GIVEN INSTRUCTION:
Reproduce the rows starting at the beginning of the rows and ending at the line that contains "The central bore 16 is at (296, 234).", including both ends. Leave the pictures out.

DATA EXCERPTS:
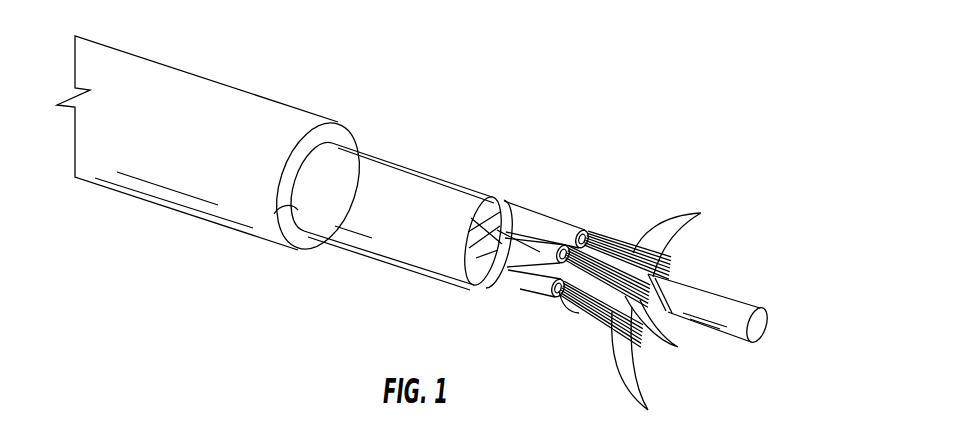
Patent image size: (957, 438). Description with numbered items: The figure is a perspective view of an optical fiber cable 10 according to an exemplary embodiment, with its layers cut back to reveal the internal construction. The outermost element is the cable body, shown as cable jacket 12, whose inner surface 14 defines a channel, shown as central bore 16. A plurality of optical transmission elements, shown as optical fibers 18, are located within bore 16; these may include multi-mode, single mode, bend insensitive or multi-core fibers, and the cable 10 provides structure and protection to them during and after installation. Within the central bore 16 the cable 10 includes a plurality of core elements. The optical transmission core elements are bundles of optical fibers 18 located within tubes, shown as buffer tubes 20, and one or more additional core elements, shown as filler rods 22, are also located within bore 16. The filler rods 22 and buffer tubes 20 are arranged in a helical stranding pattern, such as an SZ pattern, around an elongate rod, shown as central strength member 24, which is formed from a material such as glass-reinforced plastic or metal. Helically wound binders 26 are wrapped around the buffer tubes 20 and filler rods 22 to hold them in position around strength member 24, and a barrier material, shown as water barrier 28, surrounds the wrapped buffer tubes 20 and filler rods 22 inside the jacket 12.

The cable 10 is at (450, 76).
The cable jacket 12 is at (238, 100).
The inner surface 14 is at (279, 219).
The central bore 16 is at (296, 234).
The optical fibers 18 is at (701, 213).
The buffer tubes 20 is at (517, 228).
The filler rods 22 is at (568, 312).
The central strength member 24 is at (767, 320).
The binders 26 is at (487, 280).
The water barrier 28 is at (447, 172).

SOLUTION TO THIS PROBLEM:
Patent image size: (957, 438). Description with numbered items: The figure is a perspective view of an optical fiber cable 10 according to an exemplary embodiment, with its layers cut back to reveal the internal construction. The outermost element is the cable body, shown as cable jacket 12, whose inner surface 14 defines a channel, shown as central bore 16. A plurality of optical transmission elements, shown as optical fibers 18, are located within bore 16; these may include multi-mode, single mode, bend insensitive or multi-core fibers, and the cable 10 provides structure and protection to them during and after installation. Within the central bore 16 the cable 10 includes a plurality of core elements. The optical transmission core elements are bundles of optical fibers 18 located within tubes, shown as buffer tubes 20, and one or more additional core elements, shown as filler rods 22, are also located within bore 16. The filler rods 22 and buffer tubes 20 are arranged in a helical stranding pattern, such as an SZ pattern, around an elongate rod, shown as central strength member 24, which is formed from a material such as glass-reinforced plastic or metal. Helically wound binders 26 are wrapped around the buffer tubes 20 and filler rods 22 to hold them in position around strength member 24, and a barrier material, shown as water barrier 28, surrounds the wrapped buffer tubes 20 and filler rods 22 inside the jacket 12.

The cable 10 is at (450, 76).
The cable jacket 12 is at (238, 100).
The inner surface 14 is at (279, 219).
The central bore 16 is at (296, 234).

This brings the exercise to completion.